Start of Supplied material

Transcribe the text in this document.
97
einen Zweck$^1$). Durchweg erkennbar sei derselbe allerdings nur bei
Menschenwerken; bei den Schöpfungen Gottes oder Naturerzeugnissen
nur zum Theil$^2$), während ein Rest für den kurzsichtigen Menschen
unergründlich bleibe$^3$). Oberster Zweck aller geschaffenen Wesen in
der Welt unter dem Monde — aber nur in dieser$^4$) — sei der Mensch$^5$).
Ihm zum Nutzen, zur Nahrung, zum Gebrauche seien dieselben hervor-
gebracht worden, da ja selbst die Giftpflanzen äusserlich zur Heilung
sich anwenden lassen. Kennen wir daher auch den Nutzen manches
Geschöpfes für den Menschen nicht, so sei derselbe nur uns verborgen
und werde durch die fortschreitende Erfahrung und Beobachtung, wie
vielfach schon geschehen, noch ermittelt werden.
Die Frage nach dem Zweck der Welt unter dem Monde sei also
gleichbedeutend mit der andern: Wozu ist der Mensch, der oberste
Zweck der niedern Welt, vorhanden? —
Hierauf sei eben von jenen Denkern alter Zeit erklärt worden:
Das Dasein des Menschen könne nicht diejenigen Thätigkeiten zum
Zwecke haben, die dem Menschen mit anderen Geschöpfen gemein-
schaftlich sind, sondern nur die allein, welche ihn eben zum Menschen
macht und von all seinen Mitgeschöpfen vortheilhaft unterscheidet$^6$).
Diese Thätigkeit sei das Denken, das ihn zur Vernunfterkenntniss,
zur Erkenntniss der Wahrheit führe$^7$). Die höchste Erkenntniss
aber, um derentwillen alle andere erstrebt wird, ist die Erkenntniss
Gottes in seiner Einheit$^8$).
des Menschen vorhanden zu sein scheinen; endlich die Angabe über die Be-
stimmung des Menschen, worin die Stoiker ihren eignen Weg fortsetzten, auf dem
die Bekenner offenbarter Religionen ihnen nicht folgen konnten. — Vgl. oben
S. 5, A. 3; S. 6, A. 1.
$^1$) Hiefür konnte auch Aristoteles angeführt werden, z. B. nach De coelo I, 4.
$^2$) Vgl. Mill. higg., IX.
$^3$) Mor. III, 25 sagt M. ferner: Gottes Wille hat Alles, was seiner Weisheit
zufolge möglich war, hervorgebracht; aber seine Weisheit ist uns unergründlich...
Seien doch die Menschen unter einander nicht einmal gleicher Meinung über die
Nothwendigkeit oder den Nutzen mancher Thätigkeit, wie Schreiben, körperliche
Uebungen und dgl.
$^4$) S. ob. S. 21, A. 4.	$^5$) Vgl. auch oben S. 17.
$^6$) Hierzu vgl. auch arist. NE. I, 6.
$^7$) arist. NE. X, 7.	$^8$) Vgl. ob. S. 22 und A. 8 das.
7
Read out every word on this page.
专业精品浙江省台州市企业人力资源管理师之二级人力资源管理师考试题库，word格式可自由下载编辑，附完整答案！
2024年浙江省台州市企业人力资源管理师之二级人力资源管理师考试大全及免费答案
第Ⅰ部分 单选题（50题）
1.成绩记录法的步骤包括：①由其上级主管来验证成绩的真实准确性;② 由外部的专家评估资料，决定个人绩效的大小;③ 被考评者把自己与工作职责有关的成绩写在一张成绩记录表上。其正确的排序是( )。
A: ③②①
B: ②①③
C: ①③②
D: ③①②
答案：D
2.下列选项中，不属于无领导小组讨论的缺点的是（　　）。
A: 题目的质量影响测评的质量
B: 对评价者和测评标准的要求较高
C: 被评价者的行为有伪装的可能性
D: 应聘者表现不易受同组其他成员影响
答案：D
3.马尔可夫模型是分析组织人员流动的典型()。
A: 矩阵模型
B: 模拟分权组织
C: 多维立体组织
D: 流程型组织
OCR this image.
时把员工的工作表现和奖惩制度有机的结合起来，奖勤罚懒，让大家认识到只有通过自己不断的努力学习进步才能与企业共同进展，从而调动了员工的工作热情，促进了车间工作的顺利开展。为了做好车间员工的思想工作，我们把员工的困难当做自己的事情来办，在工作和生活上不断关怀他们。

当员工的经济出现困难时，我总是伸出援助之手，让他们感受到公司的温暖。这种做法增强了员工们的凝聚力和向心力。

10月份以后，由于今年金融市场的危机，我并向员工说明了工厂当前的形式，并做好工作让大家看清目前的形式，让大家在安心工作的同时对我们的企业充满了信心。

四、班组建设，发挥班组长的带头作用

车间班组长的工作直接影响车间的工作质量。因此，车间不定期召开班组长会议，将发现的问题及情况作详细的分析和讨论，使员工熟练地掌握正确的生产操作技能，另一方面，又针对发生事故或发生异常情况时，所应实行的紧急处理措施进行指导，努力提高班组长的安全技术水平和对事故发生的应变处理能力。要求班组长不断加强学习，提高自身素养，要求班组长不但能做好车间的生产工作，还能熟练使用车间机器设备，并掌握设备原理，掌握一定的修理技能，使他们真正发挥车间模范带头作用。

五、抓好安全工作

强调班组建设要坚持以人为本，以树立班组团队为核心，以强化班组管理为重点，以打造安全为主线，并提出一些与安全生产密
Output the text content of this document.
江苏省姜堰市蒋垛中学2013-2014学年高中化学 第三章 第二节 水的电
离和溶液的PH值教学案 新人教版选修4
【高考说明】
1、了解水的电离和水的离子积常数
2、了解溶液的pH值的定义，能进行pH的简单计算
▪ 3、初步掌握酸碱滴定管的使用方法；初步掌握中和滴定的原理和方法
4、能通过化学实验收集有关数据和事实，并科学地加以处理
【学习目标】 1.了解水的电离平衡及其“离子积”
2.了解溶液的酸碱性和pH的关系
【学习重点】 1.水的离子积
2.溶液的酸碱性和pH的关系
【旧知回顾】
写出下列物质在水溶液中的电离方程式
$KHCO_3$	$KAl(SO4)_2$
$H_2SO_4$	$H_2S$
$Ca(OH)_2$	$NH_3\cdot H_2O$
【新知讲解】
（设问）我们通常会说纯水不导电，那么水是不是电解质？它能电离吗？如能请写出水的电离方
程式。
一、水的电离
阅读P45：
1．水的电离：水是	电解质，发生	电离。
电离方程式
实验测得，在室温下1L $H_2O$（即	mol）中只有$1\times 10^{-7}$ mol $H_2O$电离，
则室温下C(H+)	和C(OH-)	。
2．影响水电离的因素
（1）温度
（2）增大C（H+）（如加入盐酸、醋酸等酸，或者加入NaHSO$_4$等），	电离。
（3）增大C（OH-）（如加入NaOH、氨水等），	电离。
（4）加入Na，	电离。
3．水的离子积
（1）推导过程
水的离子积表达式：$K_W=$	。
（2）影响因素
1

End of Supplied material

• Work to complete: Take the entries above and transcribe them in full.

• The answer:
Transcribe the text in this document.
97
einen Zweck$^1$). Durchweg erkennbar sei derselbe allerdings nur bei
Menschenwerken; bei den Schöpfungen Gottes oder Naturerzeugnissen
nur zum Theil$^2$), während ein Rest für den kurzsichtigen Menschen
unergründlich bleibe$^3$). Oberster Zweck aller geschaffenen Wesen in
der Welt unter dem Monde — aber nur in dieser$^4$) — sei der Mensch$^5$).
Ihm zum Nutzen, zur Nahrung, zum Gebrauche seien dieselben hervor-
gebracht worden, da ja selbst die Giftpflanzen äusserlich zur Heilung
sich anwenden lassen. Kennen wir daher auch den Nutzen manches
Geschöpfes für den Menschen nicht, so sei derselbe nur uns verborgen
und werde durch die fortschreitende Erfahrung und Beobachtung, wie
vielfach schon geschehen, noch ermittelt werden.
Die Frage nach dem Zweck der Welt unter dem Monde sei also
gleichbedeutend mit der andern: Wozu ist der Mensch, der oberste
Zweck der niedern Welt, vorhanden? —
Hierauf sei eben von jenen Denkern alter Zeit erklärt worden:
Das Dasein des Menschen könne nicht diejenigen Thätigkeiten zum
Zwecke haben, die dem Menschen mit anderen Geschöpfen gemein-
schaftlich sind, sondern nur die allein, welche ihn eben zum Menschen
macht und von all seinen Mitgeschöpfen vortheilhaft unterscheidet$^6$).
Diese Thätigkeit sei das Denken, das ihn zur Vernunfterkenntniss,
zur Erkenntniss der Wahrheit führe$^7$). Die höchste Erkenntniss
aber, um derentwillen alle andere erstrebt wird, ist die Erkenntniss
Gottes in seiner Einheit$^8$).
des Menschen vorhanden zu sein scheinen; endlich die Angabe über die Be-
stimmung des Menschen, worin die Stoiker ihren eignen Weg fortsetzten, auf dem
die Bekenner offenbarter Religionen ihnen nicht folgen konnten. — Vgl. oben
S. 5, A. 3; S. 6, A. 1.
$^1$) Hiefür konnte auch Aristoteles angeführt werden, z. B. nach De coelo I, 4.
$^2$) Vgl. Mill. higg., IX.
$^3$) Mor. III, 25 sagt M. ferner: Gottes Wille hat Alles, was seiner Weisheit
zufolge möglich war, hervorgebracht; aber seine Weisheit ist uns unergründlich...
Seien doch die Menschen unter einander nicht einmal gleicher Meinung über die
Nothwendigkeit oder den Nutzen mancher Thätigkeit, wie Schreiben, körperliche
Uebungen und dgl.
$^4$) S. ob. S. 21, A. 4.	$^5$) Vgl. auch oben S. 17.
$^6$) Hierzu vgl. auch arist. NE. I, 6.
$^7$) arist. NE. X, 7.	$^8$) Vgl. ob. S. 22 und A. 8 das.
7
Read out every word on this page.
专业精品浙江省台州市企业人力资源管理师之二级人力资源管理师考试题库，word格式可自由下载编辑，附完整答案！
2024年浙江省台州市企业人力资源管理师之二级人力资源管理师考试大全及免费答案
第Ⅰ部分 单选题（50题）
1.成绩记录法的步骤包括：①由其上级主管来验证成绩的真实准确性;② 由外部的专家评估资料，决定个人绩效的大小;③ 被考评者把自己与工作职责有关的成绩写在一张成绩记录表上。其正确的排序是( )。
A: ③②①
B: ②①③
C: ①③②
D: ③①②
答案：D
2.下列选项中，不属于无领导小组讨论的缺点的是（　　）。
A: 题目的质量影响测评的质量
B: 对评价者和测评标准的要求较高
C: 被评价者的行为有伪装的可能性
D: 应聘者表现不易受同组其他成员影响
答案：D
3.马尔可夫模型是分析组织人员流动的典型()。
A: 矩阵模型
B: 模拟分权组织
C: 多维立体组织
D: 流程型组织
OCR this image.
时把员工的工作表现和奖惩制度有机的结合起来，奖勤罚懒，让大家认识到只有通过自己不断的努力学习进步才能与企业共同进展，从而调动了员工的工作热情，促进了车间工作的顺利开展。为了做好车间员工的思想工作，我们把员工的困难当做自己的事情来办，在工作和生活上不断关怀他们。

当员工的经济出现困难时，我总是伸出援助之手，让他们感受到公司的温暖。这种做法增强了员工们的凝聚力和向心力。

10月份以后，由于今年金融市场的危机，我并向员工说明了工厂当前的形式，并做好工作让大家看清目前的形式，让大家在安心工作的同时对我们的企业充满了信心。

四、班组建设，发挥班组长的带头作用

车间班组长的工作直接影响车间的工作质量。因此，车间不定期召开班组长会议，将发现的问题及情况作详细的分析和讨论，使员工熟练地掌握正确的生产操作技能，另一方面，又针对发生事故或发生异常情况时，所应实行的紧急处理措施进行指导，努力提高班组长的安全技术水平和对事故发生的应变处理能力。要求班组长不断加强学习，提高自身素养，要求班组长不但能做好车间的生产工作，还能熟练使用车间机器设备，并掌握设备原理，掌握一定的修理技能，使他们真正发挥车间模范带头作用。

五、抓好安全工作

强调班组建设要坚持以人为本，以树立班组团队为核心，以强化班组管理为重点，以打造安全为主线，并提出一些与安全生产密
Output the text content of this document.
江苏省姜堰市蒋垛中学2013-2014学年高中化学 第三章 第二节 水的电
离和溶液的PH值教学案 新人教版选修4
【高考说明】
1、了解水的电离和水的离子积常数
2、了解溶液的pH值的定义，能进行pH的简单计算
▪ 3、初步掌握酸碱滴定管的使用方法；初步掌握中和滴定的原理和方法
4、能通过化学实验收集有关数据和事实，并科学地加以处理
【学习目标】 1.了解水的电离平衡及其“离子积”
2.了解溶液的酸碱性和pH的关系
【学习重点】 1.水的离子积
2.溶液的酸碱性和pH的关系
【旧知回顾】
写出下列物质在水溶液中的电离方程式
$KHCO_3$	$KAl(SO4)_2$
$H_2SO_4$	$H_2S$
$Ca(OH)_2$	$NH_3\cdot H_2O$
【新知讲解】
（设问）我们通常会说纯水不导电，那么水是不是电解质？它能电离吗？如能请写出水的电离方
程式。
一、水的电离
阅读P45：
1．水的电离：水是	电解质，发生	电离。
电离方程式
实验测得，在室温下1L $H_2O$（即	mol）中只有$1\times 10^{-7}$ mol $H_2O$电离，
则室温下C(H+)	和C(OH-)	。
2．影响水电离的因素
（1）温度
（2）增大C（H+）（如加入盐酸、醋酸等酸，或者加入NaHSO$_4$等），	电离。
（3）增大C（OH-）（如加入NaOH、氨水等），	电离。
（4）加入Na，	电离。
3．水的离子积
（1）推导过程
水的离子积表达式：$K_W=$	。
（2）影响因素
1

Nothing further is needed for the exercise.